Task to carry out
In two sentences, summarize the LU decomposition post.

— START Passage provided —

LU decomposition is used to write a matrix in Upper and Lower triangle forms which is used to solve linear equations.Here is my code for LU decomposition and Linear Equation Solving, it is based on some very old fortran code, i think lapack may have the original sources but they are hard to understand.I added a few comments but to really understand what is going on i can recommend using pen and paper and doing with hand.
static void Main(string[] args)
{
double[,] lu = new double[3, 3] { { 2, 1, -1 }, { -3, -1, 2 }, { -2, 1, 2 } };
double[] b = new double[] { 8, -11, -3 };
double[] x = new double[3];
int[] indx = new int[b.Length];
Program p = new Program();
p.LUDecompose(ref lu, ref indx);
p.Solve(ref b, ref x, indx, lu);
}
private void LUDecompose(ref double[,] lu, ref int[] indx)
{
int i, imax = 0, j, k, n = lu.GetLength(0);
double big, temp;
double[] vv = new double[n];
//preChecks
if (lu.GetLength(0) != lu.GetLength(1) || lu.GetLength(0) != indx.Length)
throw new Exception("matrix dimension problem only use square matrices");
//for each row find the absolute value of the greatest cell and store in vv
for (i = 0; i < n; i++)
{
big = 0.0;
for (j = 0; j < n; j++)
if ((temp = Math.Abs(lu[i, j])) > big) big = temp;
if (big == 0.0)

— END Passage provided —
— START Entries provided —

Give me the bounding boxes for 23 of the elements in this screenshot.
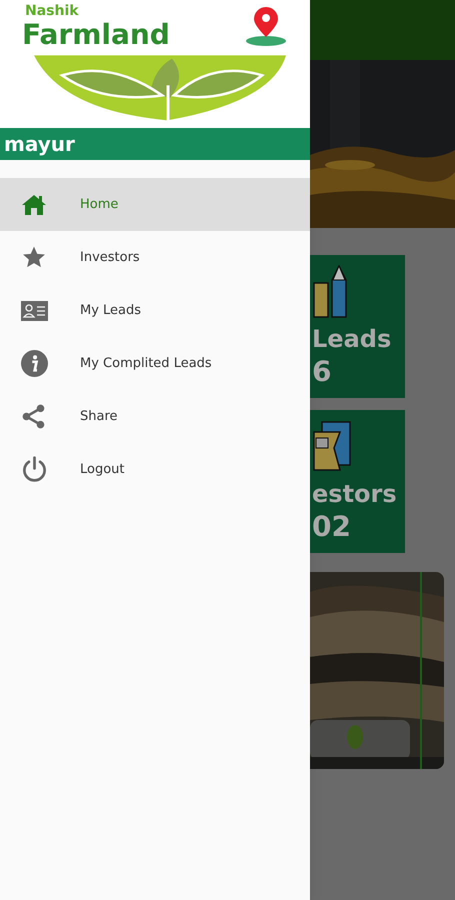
menu-item[interactable]: Investors [0,231,310,284]
home-icon [21,194,47,216]
logo-title: Farmland [22,21,170,49]
card-title: Leads [312,324,392,354]
info-icon [20,350,48,377]
user-name: mayur [4,131,75,158]
card-title: estors [312,479,398,509]
card-count: 02 [312,509,352,544]
menu-item[interactable]: My Leads [0,284,310,337]
contact-card-icon [20,300,48,320]
map-pin-icon [245,7,287,47]
star-icon [21,245,47,270]
pencil-icon [312,265,350,320]
share-icon [21,403,47,430]
menu-item[interactable]: Logout [0,443,310,496]
menu-item[interactable]: My Complited Leads [0,337,310,390]
power-icon [20,456,48,483]
stat-card[interactable]: Leads 6 [310,255,405,398]
menu-item[interactable]: Share [0,390,310,443]
menu-item[interactable]: Home [0,178,310,231]
card-count: 6 [312,354,332,389]
stat-card[interactable]: estors 02 [310,410,405,553]
logo-small-text: Nashik [25,4,79,18]
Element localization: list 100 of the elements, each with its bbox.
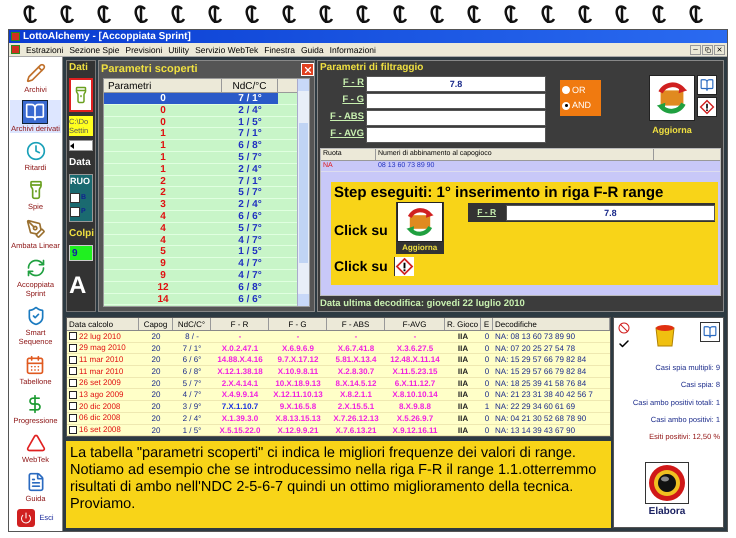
check-icon[interactable]: [618, 338, 630, 350]
minimize-button[interactable]: [690, 44, 701, 54]
field-label[interactable]: F - R: [468, 206, 506, 219]
grid-row[interactable]: 9 4 / 7°: [104, 270, 297, 282]
field-label[interactable]: F - R: [320, 76, 366, 91]
table-cell-text: 8.X.9.8.8: [398, 401, 432, 412]
jar-icon[interactable]: [654, 322, 676, 348]
range-field[interactable]: 7.8: [506, 204, 715, 220]
checkbox[interactable]: [69, 414, 77, 422]
close-button[interactable]: [714, 44, 725, 54]
table-cell-text: NA: 22 29 34 60 61 69: [494, 401, 576, 412]
table-cell-text: 5 / 7°: [182, 378, 202, 388]
book-icon[interactable]: [700, 322, 720, 342]
column-header[interactable]: F - G: [269, 318, 327, 330]
table-cell-text: 3: [159, 199, 167, 210]
table-cell: 26 set 2009: [79, 377, 121, 389]
arrow-left-icon[interactable]: [70, 142, 75, 148]
field-label[interactable]: F - AVG: [320, 127, 366, 142]
column-header[interactable]: Decodifiche: [493, 318, 610, 330]
colpi-field[interactable]: 9: [69, 244, 93, 260]
range-field[interactable]: [366, 92, 546, 108]
table-cell: 0: [104, 93, 222, 104]
table-cell: 7 / 1°: [222, 93, 278, 104]
checkbox[interactable]: [69, 332, 77, 340]
grid-row[interactable]: 2 7 / 1°: [104, 176, 297, 188]
range-field[interactable]: [366, 110, 546, 126]
aggiorna-button[interactable]: Aggiorna: [396, 202, 444, 254]
table-cell-text: X.12.9.9.21: [276, 424, 320, 436]
column-header[interactable]: E: [481, 318, 493, 330]
grid-row[interactable]: 3 2 / 4°: [104, 199, 297, 211]
grid-row[interactable]: 4 6 / 6°: [104, 210, 297, 223]
grid-row[interactable]: 0 2 / 4°: [104, 104, 297, 117]
range-field[interactable]: [366, 126, 546, 142]
table-cell-text: NA: 04 21 30 52 68 78 90: [494, 412, 588, 424]
table-cell-text: 12.48.X.11.14: [389, 354, 441, 366]
grid-row[interactable]: 4 5 / 7°: [104, 222, 297, 235]
table-cell-text: NA: 21 23 31 38 40 42 56 7: [494, 389, 594, 400]
menu-item[interactable]: Sezione Spie: [69, 44, 120, 56]
menu-item[interactable]: Utility: [168, 44, 190, 56]
grid-row[interactable]: 12 6 / 8°: [104, 282, 297, 294]
grid-row[interactable]: 0 7 / 1°: [104, 93, 297, 105]
checkbox[interactable]: [69, 367, 77, 376]
column-header[interactable]: NdC/°C: [222, 79, 278, 92]
checkbox[interactable]: [69, 390, 77, 399]
table-cell-text: 2.X.15.5.1: [336, 401, 376, 412]
column-header[interactable]: F - ABS: [327, 318, 385, 330]
table-cell-text: 2: [159, 176, 167, 186]
menu-item[interactable]: Previsioni: [125, 44, 162, 56]
table-cell-text: X.8.10.10.14: [391, 389, 439, 400]
table-cell-text: 3 / 9°: [182, 401, 202, 412]
no-entry-icon[interactable]: [618, 322, 630, 334]
column-header[interactable]: Capog: [139, 318, 173, 330]
grid-row[interactable]: 1 2 / 4°: [104, 164, 297, 176]
table-cell-text: IIA: [456, 354, 470, 366]
column-header[interactable]: F - R: [211, 318, 269, 330]
grid-row[interactable]: 14 6 / 6°: [104, 294, 297, 306]
menu-item[interactable]: Servizio WebTek: [195, 44, 258, 56]
table-cell-text: X.4.9.9.14: [220, 389, 260, 400]
scrollbar[interactable]: [297, 79, 309, 306]
grid-row[interactable]: 5 1 / 5°: [104, 246, 297, 258]
table-cell-text: 4 / 7°: [237, 258, 263, 269]
menu-item[interactable]: Finestra: [264, 44, 295, 56]
table-cell-text: X.5.15.22.0: [218, 424, 262, 436]
checkbox[interactable]: [69, 356, 77, 364]
menu-item[interactable]: Estrazioni: [26, 44, 64, 56]
field-label[interactable]: F - G: [320, 93, 366, 108]
checkbox[interactable]: [70, 192, 80, 203]
grid-row[interactable]: 1 7 / 1°: [104, 128, 297, 140]
checkbox[interactable]: [69, 402, 77, 410]
column-header[interactable]: NdC/C°: [173, 318, 211, 330]
table-cell-text: 0: [159, 116, 167, 128]
menu-item[interactable]: Informazioni: [330, 44, 376, 56]
grid-row[interactable]: 2 5 / 7°: [104, 187, 297, 200]
grid-row[interactable]: 9 4 / 7°: [104, 258, 297, 270]
table-cell-text: 4: [159, 210, 167, 222]
checkbox[interactable]: [70, 207, 80, 218]
checkbox[interactable]: [69, 379, 77, 388]
table-cell-text: 7 / 1°: [237, 176, 263, 186]
menu-item[interactable]: Guida: [300, 44, 324, 56]
checkbox[interactable]: [69, 426, 77, 434]
range-field[interactable]: 7.8: [366, 76, 546, 92]
column-header[interactable]: Parametri: [104, 79, 222, 92]
grid-row[interactable]: 1 6 / 8°: [104, 140, 297, 152]
restore-button[interactable]: [702, 44, 713, 54]
radio-button[interactable]: [562, 102, 570, 110]
checkbox[interactable]: [69, 344, 77, 352]
column-header[interactable]: F-AVG: [385, 318, 445, 330]
grid-row[interactable]: 0 1 / 5°: [104, 116, 297, 128]
grid-row[interactable]: 1 5 / 7°: [104, 152, 297, 164]
table-cell-text: 2: [159, 187, 167, 198]
column-header[interactable]: Data calcolo: [67, 318, 139, 330]
step-title: Step eseguiti: 1° inserimento in riga F-R range: [334, 184, 664, 202]
book-icon[interactable]: [697, 75, 717, 95]
column-header[interactable]: R. Gioco: [445, 318, 481, 330]
table-cell-text: 0: [159, 104, 167, 116]
radio-button[interactable]: [562, 86, 570, 94]
field-label[interactable]: F - ABS: [320, 110, 366, 125]
table-cell: 11 mar 2010: [79, 366, 124, 378]
grid-row[interactable]: 4 4 / 7°: [104, 234, 297, 246]
table-cell-text: 4 / 7°: [237, 270, 263, 281]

— END Entries provided —

The result
LU decomposition writes a matrix in upper and lower triangular forms, which are then used to solve linear equations. The post shares code for LU decomposition and solving linear equations, based on very old Fortran code, and recommends working through it by hand with pen and paper to really understand what is going on.